>> start Data entries

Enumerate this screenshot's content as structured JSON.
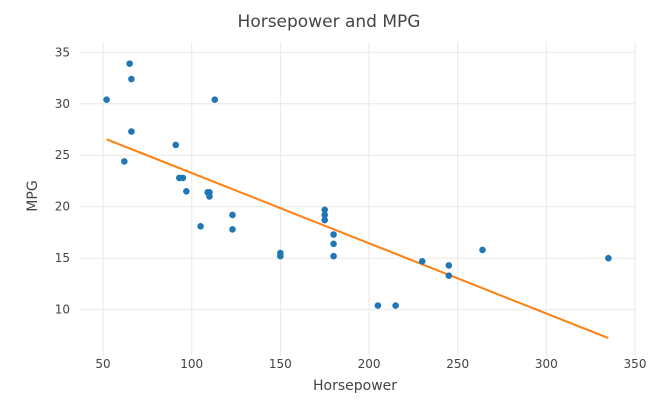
{
  "chart_data": {
    "type": "scatter",
    "title": "Horsepower and MPG",
    "xlabel": "Horsepower",
    "ylabel": "MPG",
    "xlim": [
      37,
      350
    ],
    "ylim": [
      5.5,
      36
    ],
    "x_ticks": [
      50,
      100,
      150,
      200,
      250,
      300,
      350
    ],
    "y_ticks": [
      10,
      15,
      20,
      25,
      30,
      35
    ],
    "grid": true,
    "legend": "none",
    "colors": {
      "points": "#1f77b4",
      "trendline": "#ff7f0e",
      "grid": "#e8e8e8",
      "text": "#444444"
    },
    "points": [
      {
        "x": 52,
        "y": 30.4
      },
      {
        "x": 65,
        "y": 33.9
      },
      {
        "x": 66,
        "y": 32.4
      },
      {
        "x": 66,
        "y": 27.3
      },
      {
        "x": 62,
        "y": 24.4
      },
      {
        "x": 91,
        "y": 26.0
      },
      {
        "x": 93,
        "y": 22.8
      },
      {
        "x": 95,
        "y": 22.8
      },
      {
        "x": 97,
        "y": 21.5
      },
      {
        "x": 105,
        "y": 18.1
      },
      {
        "x": 109,
        "y": 21.4
      },
      {
        "x": 110,
        "y": 21.4
      },
      {
        "x": 110,
        "y": 21.0
      },
      {
        "x": 113,
        "y": 30.4
      },
      {
        "x": 123,
        "y": 19.2
      },
      {
        "x": 123,
        "y": 17.8
      },
      {
        "x": 150,
        "y": 15.5
      },
      {
        "x": 150,
        "y": 15.2
      },
      {
        "x": 175,
        "y": 19.7
      },
      {
        "x": 175,
        "y": 19.2
      },
      {
        "x": 175,
        "y": 18.7
      },
      {
        "x": 180,
        "y": 17.3
      },
      {
        "x": 180,
        "y": 16.4
      },
      {
        "x": 180,
        "y": 15.2
      },
      {
        "x": 205,
        "y": 10.4
      },
      {
        "x": 215,
        "y": 10.4
      },
      {
        "x": 230,
        "y": 14.7
      },
      {
        "x": 245,
        "y": 14.3
      },
      {
        "x": 245,
        "y": 13.3
      },
      {
        "x": 264,
        "y": 15.8
      },
      {
        "x": 335,
        "y": 15.0
      }
    ],
    "trendline": {
      "x": [
        52,
        335
      ],
      "y": [
        26.55,
        7.24
      ]
    }
  }
}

>> end Data entries

__Exercise task__: Reproduce the material above verbatim; omit every picture.

__Final answer__:
Enumerate this screenshot's content as structured JSON.
{
  "chart_data": {
    "type": "scatter",
    "title": "Horsepower and MPG",
    "xlabel": "Horsepower",
    "ylabel": "MPG",
    "xlim": [
      37,
      350
    ],
    "ylim": [
      5.5,
      36
    ],
    "x_ticks": [
      50,
      100,
      150,
      200,
      250,
      300,
      350
    ],
    "y_ticks": [
      10,
      15,
      20,
      25,
      30,
      35
    ],
    "grid": true,
    "legend": "none",
    "colors": {
      "points": "#1f77b4",
      "trendline": "#ff7f0e",
      "grid": "#e8e8e8",
      "text": "#444444"
    },
    "points": [
      {
        "x": 52,
        "y": 30.4
      },
      {
        "x": 65,
        "y": 33.9
      },
      {
        "x": 66,
        "y": 32.4
      },
      {
        "x": 66,
        "y": 27.3
      },
      {
        "x": 62,
        "y": 24.4
      },
      {
        "x": 91,
        "y": 26.0
      },
      {
        "x": 93,
        "y": 22.8
      },
      {
        "x": 95,
        "y": 22.8
      },
      {
        "x": 97,
        "y": 21.5
      },
      {
        "x": 105,
        "y": 18.1
      },
      {
        "x": 109,
        "y": 21.4
      },
      {
        "x": 110,
        "y": 21.4
      },
      {
        "x": 110,
        "y": 21.0
      },
      {
        "x": 113,
        "y": 30.4
      },
      {
        "x": 123,
        "y": 19.2
      },
      {
        "x": 123,
        "y": 17.8
      },
      {
        "x": 150,
        "y": 15.5
      },
      {
        "x": 150,
        "y": 15.2
      },
      {
        "x": 175,
        "y": 19.7
      },
      {
        "x": 175,
        "y": 19.2
      },
      {
        "x": 175,
        "y": 18.7
      },
      {
        "x": 180,
        "y": 17.3
      },
      {
        "x": 180,
        "y": 16.4
      },
      {
        "x": 180,
        "y": 15.2
      },
      {
        "x": 205,
        "y": 10.4
      },
      {
        "x": 215,
        "y": 10.4
      },
      {
        "x": 230,
        "y": 14.7
      },
      {
        "x": 245,
        "y": 14.3
      },
      {
        "x": 245,
        "y": 13.3
      },
      {
        "x": 264,
        "y": 15.8
      },
      {
        "x": 335,
        "y": 15.0
      }
    ],
    "trendline": {
      "x": [
        52,
        335
      ],
      "y": [
        26.55,
        7.24
      ]
    }
  }
}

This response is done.